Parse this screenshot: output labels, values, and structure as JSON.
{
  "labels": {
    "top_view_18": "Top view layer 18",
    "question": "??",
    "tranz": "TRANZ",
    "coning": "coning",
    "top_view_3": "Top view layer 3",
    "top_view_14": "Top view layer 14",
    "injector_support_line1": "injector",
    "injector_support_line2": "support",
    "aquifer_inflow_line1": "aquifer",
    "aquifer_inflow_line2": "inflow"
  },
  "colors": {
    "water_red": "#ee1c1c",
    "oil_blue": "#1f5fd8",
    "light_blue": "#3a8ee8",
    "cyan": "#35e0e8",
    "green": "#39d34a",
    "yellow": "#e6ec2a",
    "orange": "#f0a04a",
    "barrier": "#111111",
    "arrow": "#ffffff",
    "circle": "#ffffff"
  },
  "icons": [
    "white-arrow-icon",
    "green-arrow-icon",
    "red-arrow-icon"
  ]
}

-.-.-

Exercise prompt: Locate the word "view" in the records and collect each line it appears in.

Final result:
    "top_view_18": "Top view layer 18",
    "top_view_3": "Top view layer 3",
    "top_view_14": "Top view layer 14",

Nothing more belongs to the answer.